_Exercise brief_
Scan the material below for the string "name", and copy every line where it shows up.

_Material for the task_
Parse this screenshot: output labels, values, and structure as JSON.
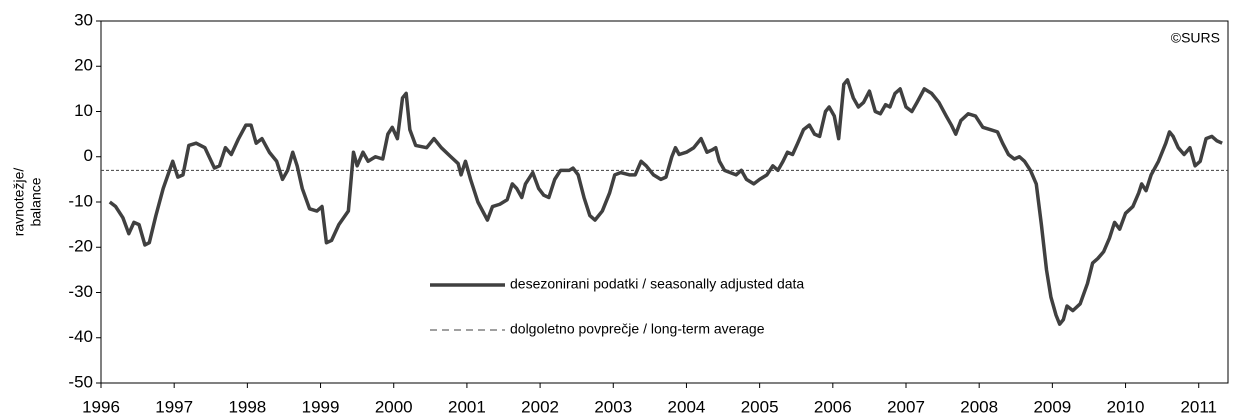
{
  "chart_data": {
    "type": "line",
    "ylabel": [
      "ravnotežje/",
      "balance"
    ],
    "annotation": "©SURS",
    "xlim": [
      1996,
      2011.4
    ],
    "xticks": [
      1996,
      1997,
      1998,
      1999,
      2000,
      2001,
      2002,
      2003,
      2004,
      2005,
      2006,
      2007,
      2008,
      2009,
      2010,
      2011
    ],
    "ylim": [
      -50,
      30
    ],
    "yticks": [
      -50,
      -40,
      -30,
      -20,
      -10,
      0,
      10,
      20,
      30
    ],
    "series": [
      {
        "name": "desezonirani podatki / seasonally adjusted data",
        "color": "#404040",
        "x": [
          1996.12,
          1996.2,
          1996.3,
          1996.38,
          1996.45,
          1996.52,
          1996.6,
          1996.66,
          1996.75,
          1996.85,
          1996.98,
          1997.05,
          1997.12,
          1997.2,
          1997.3,
          1997.42,
          1997.55,
          1997.62,
          1997.7,
          1997.78,
          1997.88,
          1997.98,
          1998.05,
          1998.12,
          1998.2,
          1998.3,
          1998.4,
          1998.48,
          1998.55,
          1998.62,
          1998.68,
          1998.75,
          1998.85,
          1998.95,
          1999.02,
          1999.08,
          1999.15,
          1999.25,
          1999.38,
          1999.45,
          1999.5,
          1999.58,
          1999.65,
          1999.75,
          1999.85,
          1999.92,
          1999.98,
          2000.05,
          2000.12,
          2000.17,
          2000.22,
          2000.3,
          2000.45,
          2000.55,
          2000.65,
          2000.78,
          2000.88,
          2000.92,
          2000.98,
          2001.05,
          2001.15,
          2001.28,
          2001.35,
          2001.45,
          2001.55,
          2001.62,
          2001.68,
          2001.75,
          2001.8,
          2001.9,
          2001.98,
          2002.05,
          2002.12,
          2002.2,
          2002.28,
          2002.4,
          2002.45,
          2002.52,
          2002.6,
          2002.68,
          2002.75,
          2002.85,
          2002.95,
          2003.02,
          2003.1,
          2003.22,
          2003.3,
          2003.38,
          2003.45,
          2003.55,
          2003.65,
          2003.72,
          2003.8,
          2003.85,
          2003.9,
          2004.0,
          2004.1,
          2004.2,
          2004.28,
          2004.35,
          2004.4,
          2004.45,
          2004.52,
          2004.6,
          2004.68,
          2004.75,
          2004.82,
          2004.92,
          2005.0,
          2005.1,
          2005.18,
          2005.25,
          2005.32,
          2005.38,
          2005.45,
          2005.52,
          2005.6,
          2005.68,
          2005.75,
          2005.82,
          2005.9,
          2005.95,
          2006.02,
          2006.08,
          2006.15,
          2006.2,
          2006.28,
          2006.35,
          2006.42,
          2006.5,
          2006.58,
          2006.65,
          2006.72,
          2006.78,
          2006.85,
          2006.92,
          2007.0,
          2007.08,
          2007.15,
          2007.25,
          2007.35,
          2007.45,
          2007.55,
          2007.62,
          2007.68,
          2007.75,
          2007.85,
          2007.95,
          2008.05,
          2008.15,
          2008.25,
          2008.32,
          2008.4,
          2008.48,
          2008.55,
          2008.62,
          2008.7,
          2008.78,
          2008.85,
          2008.92,
          2008.98,
          2009.05,
          2009.1,
          2009.15,
          2009.2,
          2009.28,
          2009.38,
          2009.48,
          2009.55,
          2009.62,
          2009.7,
          2009.78,
          2009.85,
          2009.92,
          2010.0,
          2010.1,
          2010.18,
          2010.22,
          2010.28,
          2010.35,
          2010.45,
          2010.55,
          2010.6,
          2010.65,
          2010.72,
          2010.8,
          2010.88,
          2010.95,
          2011.02,
          2011.1,
          2011.18,
          2011.25,
          2011.32
        ],
        "values": [
          -10,
          -11,
          -13.5,
          -17,
          -14.5,
          -15,
          -19.5,
          -19,
          -13,
          -7,
          -1,
          -4.5,
          -4,
          2.5,
          3,
          2,
          -2.5,
          -2,
          2,
          0.5,
          4,
          7,
          7,
          3,
          4,
          1,
          -1,
          -5,
          -3,
          1,
          -2,
          -7,
          -11.5,
          -12,
          -11,
          -19,
          -18.5,
          -15,
          -12,
          1,
          -2,
          1,
          -1,
          0,
          -0.5,
          5,
          6.5,
          4,
          13,
          14,
          6,
          2.5,
          2,
          4,
          2,
          0,
          -1.5,
          -4,
          -1,
          -5,
          -10,
          -14,
          -11,
          -10.5,
          -9.5,
          -6,
          -7,
          -9,
          -6,
          -3.5,
          -7,
          -8.5,
          -9,
          -5,
          -3,
          -3,
          -2.5,
          -4,
          -9,
          -13,
          -14,
          -12,
          -8,
          -4,
          -3.5,
          -4,
          -4,
          -1,
          -2,
          -4,
          -5,
          -4.5,
          0,
          2,
          0.5,
          1,
          2,
          4,
          1,
          1.5,
          2,
          -1,
          -3,
          -3.5,
          -4,
          -3,
          -5,
          -6,
          -5,
          -4,
          -2,
          -3,
          -1,
          1,
          0.5,
          3,
          6,
          7,
          5,
          4.5,
          10,
          11,
          9,
          4,
          16,
          17,
          13,
          11,
          12,
          14.5,
          10,
          9.5,
          11.5,
          11,
          14,
          15,
          11,
          10,
          12,
          15,
          14,
          12,
          9,
          7,
          5,
          8,
          9.5,
          9,
          6.5,
          6,
          5.5,
          3,
          0.5,
          -0.5,
          0,
          -1,
          -3,
          -6,
          -15,
          -25,
          -31,
          -35,
          -37,
          -36,
          -33,
          -34,
          -32.5,
          -28,
          -23.5,
          -22.5,
          -21,
          -18,
          -14.5,
          -16,
          -12.5,
          -11,
          -8,
          -6,
          -7.5,
          -4,
          -1,
          3,
          5.5,
          4.5,
          2,
          0.5,
          2,
          -2,
          -1,
          4,
          4.5,
          3.5,
          3
        ]
      }
    ],
    "hlines": [
      {
        "name": "dolgoletno povprečje / long-term average",
        "value": -3,
        "color": "#404040",
        "style": "dashed"
      }
    ]
  }
}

_Response_
        "name": "desezonirani podatki / seasonally adjusted data",
        "name": "dolgoletno povprečje / long-term average",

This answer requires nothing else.